What is to be printed is the span of lines starting at the one containing "What's the underlying" and ending at the one containing "Parse this screenshot: output", reproduced exactly with pictures left out.

Records from a data collection:
____

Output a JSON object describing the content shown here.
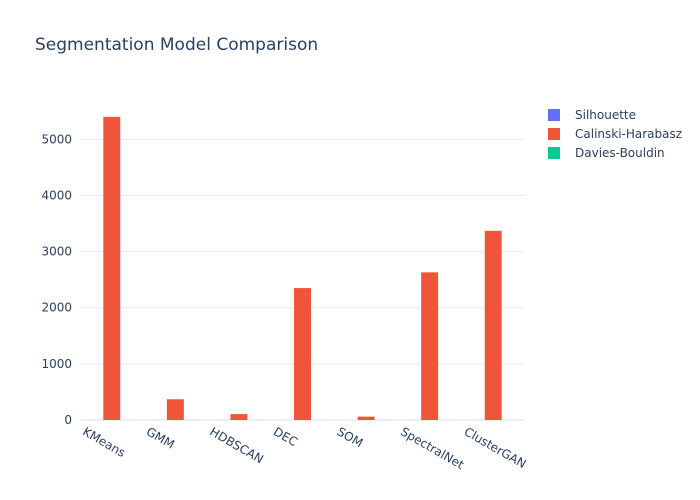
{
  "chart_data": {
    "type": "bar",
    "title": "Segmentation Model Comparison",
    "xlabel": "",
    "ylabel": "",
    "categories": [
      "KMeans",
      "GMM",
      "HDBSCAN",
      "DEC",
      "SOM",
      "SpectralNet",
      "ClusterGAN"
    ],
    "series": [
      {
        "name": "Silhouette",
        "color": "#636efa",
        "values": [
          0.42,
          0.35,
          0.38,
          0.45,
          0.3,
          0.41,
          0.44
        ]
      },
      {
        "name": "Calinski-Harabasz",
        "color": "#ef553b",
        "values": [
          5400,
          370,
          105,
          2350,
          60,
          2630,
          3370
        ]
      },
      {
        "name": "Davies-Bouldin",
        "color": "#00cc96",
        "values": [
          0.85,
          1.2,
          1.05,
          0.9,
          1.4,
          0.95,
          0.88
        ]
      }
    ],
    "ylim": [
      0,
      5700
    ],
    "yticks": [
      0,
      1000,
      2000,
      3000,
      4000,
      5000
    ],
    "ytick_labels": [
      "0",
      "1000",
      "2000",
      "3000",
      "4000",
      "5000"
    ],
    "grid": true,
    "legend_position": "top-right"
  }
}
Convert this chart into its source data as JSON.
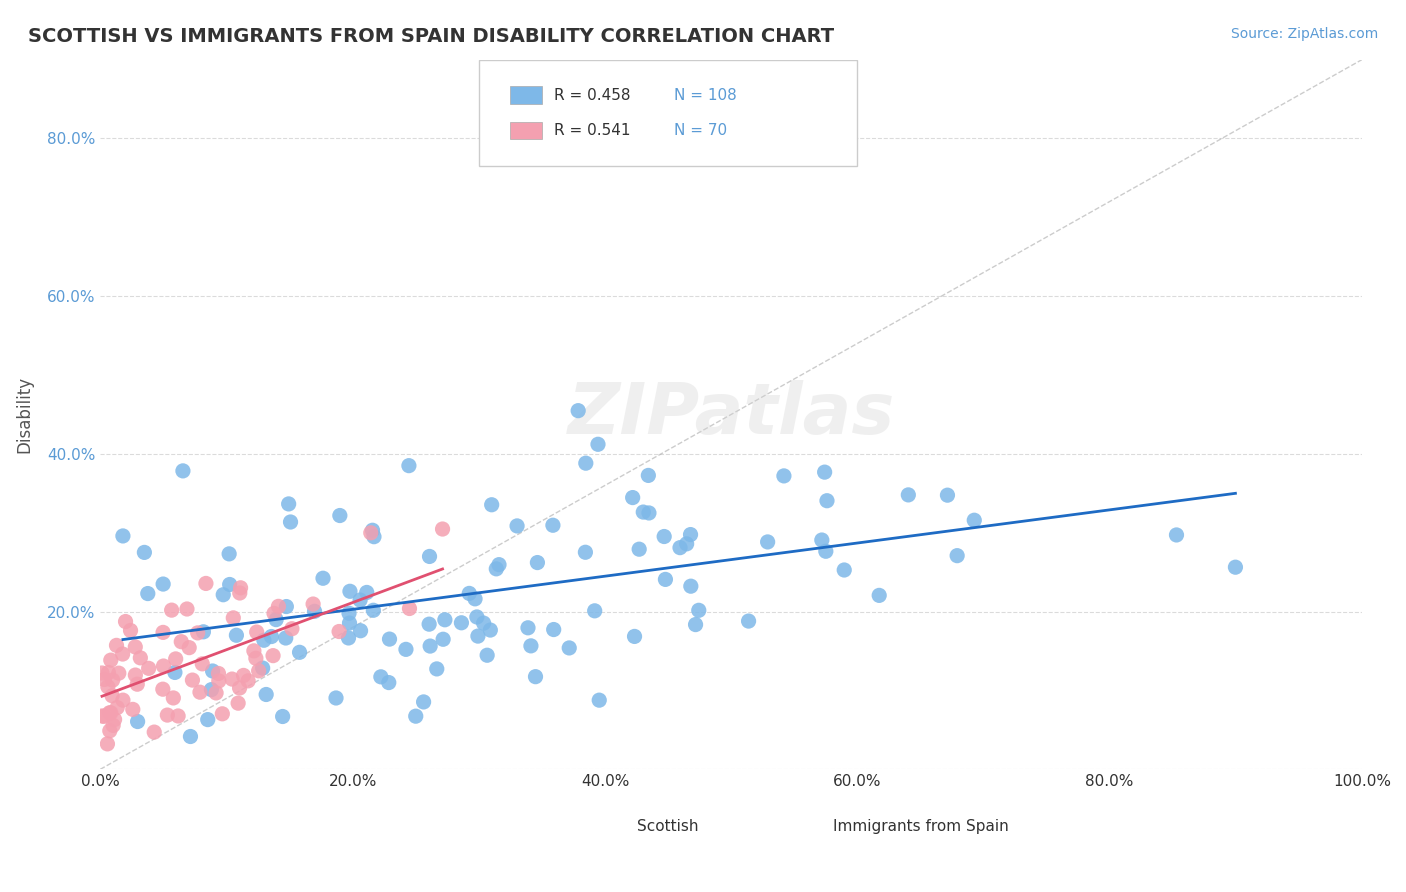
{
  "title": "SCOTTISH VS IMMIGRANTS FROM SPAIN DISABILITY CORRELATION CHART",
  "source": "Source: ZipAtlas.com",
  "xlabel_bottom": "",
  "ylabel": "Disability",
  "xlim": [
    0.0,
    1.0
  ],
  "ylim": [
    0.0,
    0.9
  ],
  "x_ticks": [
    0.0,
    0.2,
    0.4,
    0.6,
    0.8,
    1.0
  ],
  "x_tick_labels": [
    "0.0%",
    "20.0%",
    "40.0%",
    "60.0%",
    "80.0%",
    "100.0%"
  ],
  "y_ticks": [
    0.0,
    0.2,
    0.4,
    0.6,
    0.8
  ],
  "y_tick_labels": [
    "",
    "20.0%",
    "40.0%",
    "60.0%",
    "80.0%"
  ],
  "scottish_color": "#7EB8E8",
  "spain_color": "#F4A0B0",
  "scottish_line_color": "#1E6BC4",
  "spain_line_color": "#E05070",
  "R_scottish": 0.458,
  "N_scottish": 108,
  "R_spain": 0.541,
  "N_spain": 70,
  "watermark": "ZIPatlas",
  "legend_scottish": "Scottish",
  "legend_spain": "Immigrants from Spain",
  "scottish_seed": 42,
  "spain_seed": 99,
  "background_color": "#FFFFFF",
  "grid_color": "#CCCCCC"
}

____

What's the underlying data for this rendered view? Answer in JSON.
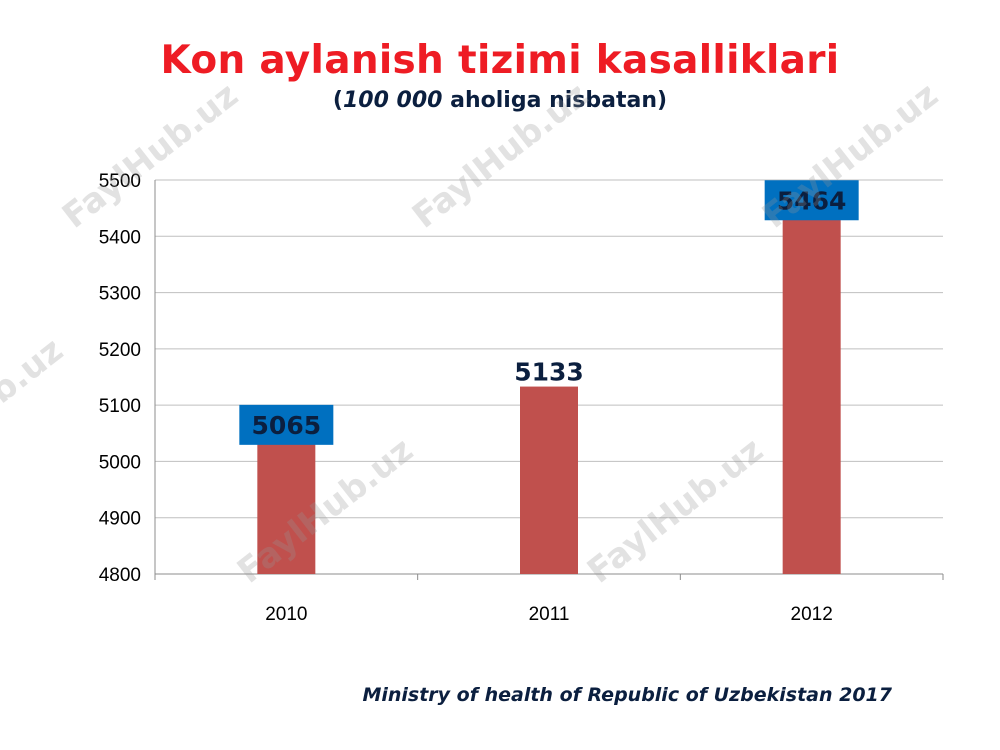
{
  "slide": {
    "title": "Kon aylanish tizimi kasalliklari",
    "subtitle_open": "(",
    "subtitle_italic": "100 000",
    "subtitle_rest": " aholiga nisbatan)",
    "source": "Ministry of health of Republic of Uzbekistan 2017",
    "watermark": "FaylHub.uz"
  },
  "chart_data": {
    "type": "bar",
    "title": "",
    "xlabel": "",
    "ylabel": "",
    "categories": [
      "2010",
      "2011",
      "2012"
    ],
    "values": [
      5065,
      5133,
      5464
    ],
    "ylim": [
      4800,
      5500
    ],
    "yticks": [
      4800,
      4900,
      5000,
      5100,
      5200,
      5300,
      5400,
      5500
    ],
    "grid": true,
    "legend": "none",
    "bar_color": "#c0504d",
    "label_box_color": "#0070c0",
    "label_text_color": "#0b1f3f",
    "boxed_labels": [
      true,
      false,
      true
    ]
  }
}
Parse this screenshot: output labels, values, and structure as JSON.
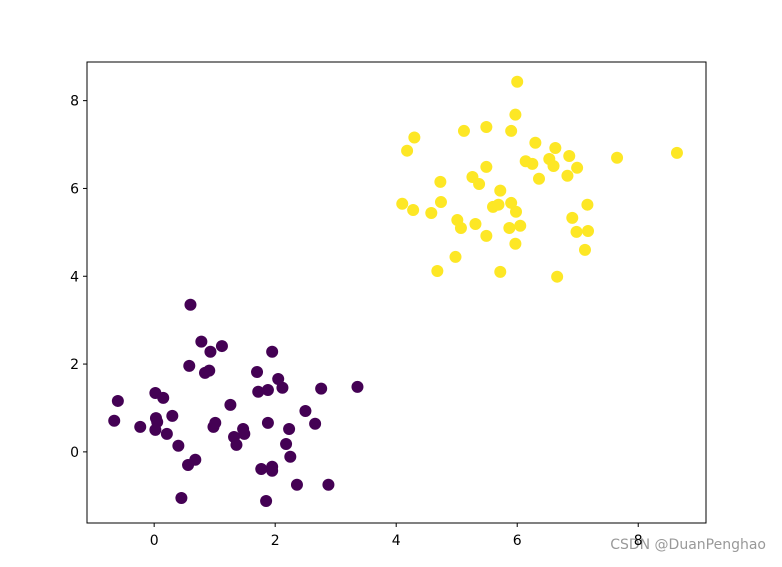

____

## FULL ANSWER:
What's the underlying data for this rendered view? Answer in JSON.
{
  "slide": {
    "title": "Kon aylanish tizimi kasalliklari",
    "subtitle_open": "(",
    "subtitle_italic": "100 000",
    "subtitle_rest": " aholiga nisbatan)",
    "source": "Ministry of health of Republic of Uzbekistan 2017",
    "watermark": "FaylHub.uz"
  },
  "chart_data": {
    "type": "bar",
    "title": "",
    "xlabel": "",
    "ylabel": "",
    "categories": [
      "2010",
      "2011",
      "2012"
    ],
    "values": [
      5065,
      5133,
      5464
    ],
    "ylim": [
      4800,
      5500
    ],
    "yticks": [
      4800,
      4900,
      5000,
      5100,
      5200,
      5300,
      5400,
      5500
    ],
    "grid": true,
    "legend": "none",
    "bar_color": "#c0504d",
    "label_box_color": "#0070c0",
    "label_text_color": "#0b1f3f",
    "boxed_labels": [
      true,
      false,
      true
    ]
  }
}
Parse this screenshot: output labels, values, and structure as JSON.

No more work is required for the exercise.